***** Input data

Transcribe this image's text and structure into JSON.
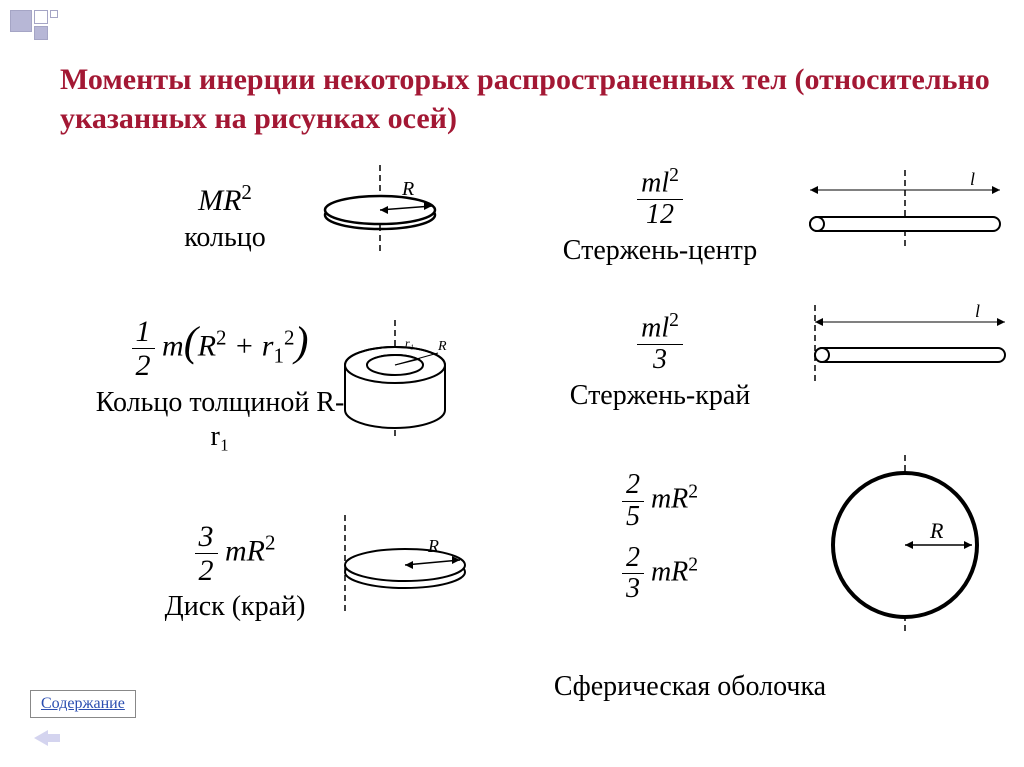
{
  "title": "Моменты инерции некоторых распространенных тел (относительно указанных на рисунках осей)",
  "items": {
    "ring": {
      "formula_html": "<i>MR</i><span class='sup'>2</span>",
      "label": "кольцо"
    },
    "thick_ring": {
      "formula_html": "<span class='frac'><span class='n'>1</span><span class='d'>2</span></span> <i>m</i><span style='font-size:1.4em'>(</span><i>R</i><span class='sup'>2</span> + <i>r</i><span class='sub'>1</span><span class='sup'>2</span><span style='font-size:1.4em'>)</span>",
      "label": "Кольцо толщиной R-r₁"
    },
    "disk_edge": {
      "formula_html": "<span class='frac'><span class='n'>3</span><span class='d'>2</span></span> <i>mR</i><span class='sup'>2</span>",
      "label": "Диск (край)"
    },
    "rod_center": {
      "formula_html": "<span class='frac'><span class='n'><i>ml</i><span class='sup' style='font-style:normal'>2</span></span><span class='d'>12</span></span>",
      "label": "Стержень-центр"
    },
    "rod_end": {
      "formula_html": "<span class='frac'><span class='n'><i>ml</i><span class='sup' style='font-style:normal'>2</span></span><span class='d'>3</span></span>",
      "label": "Стержень-край"
    },
    "sphere_shell": {
      "formula1_html": "<span class='frac'><span class='n'>2</span><span class='d'>5</span></span> <i>mR</i><span class='sup'>2</span>",
      "formula2_html": "<span class='frac'><span class='n'>2</span><span class='d'>3</span></span> <i>mR</i><span class='sup'>2</span>",
      "label": "Сферическая оболочка"
    }
  },
  "toc_label": "Содержание",
  "diagram_labels": {
    "R": "R",
    "r1": "r₁",
    "l": "l"
  },
  "colors": {
    "title": "#a31834",
    "text": "#000000",
    "link": "#2a4db0",
    "stroke": "#000000",
    "bg": "#ffffff"
  }
}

**********

Problem to work on: Report how many lines of the records above contain the word "Стержень", and give only that number.

The result: 2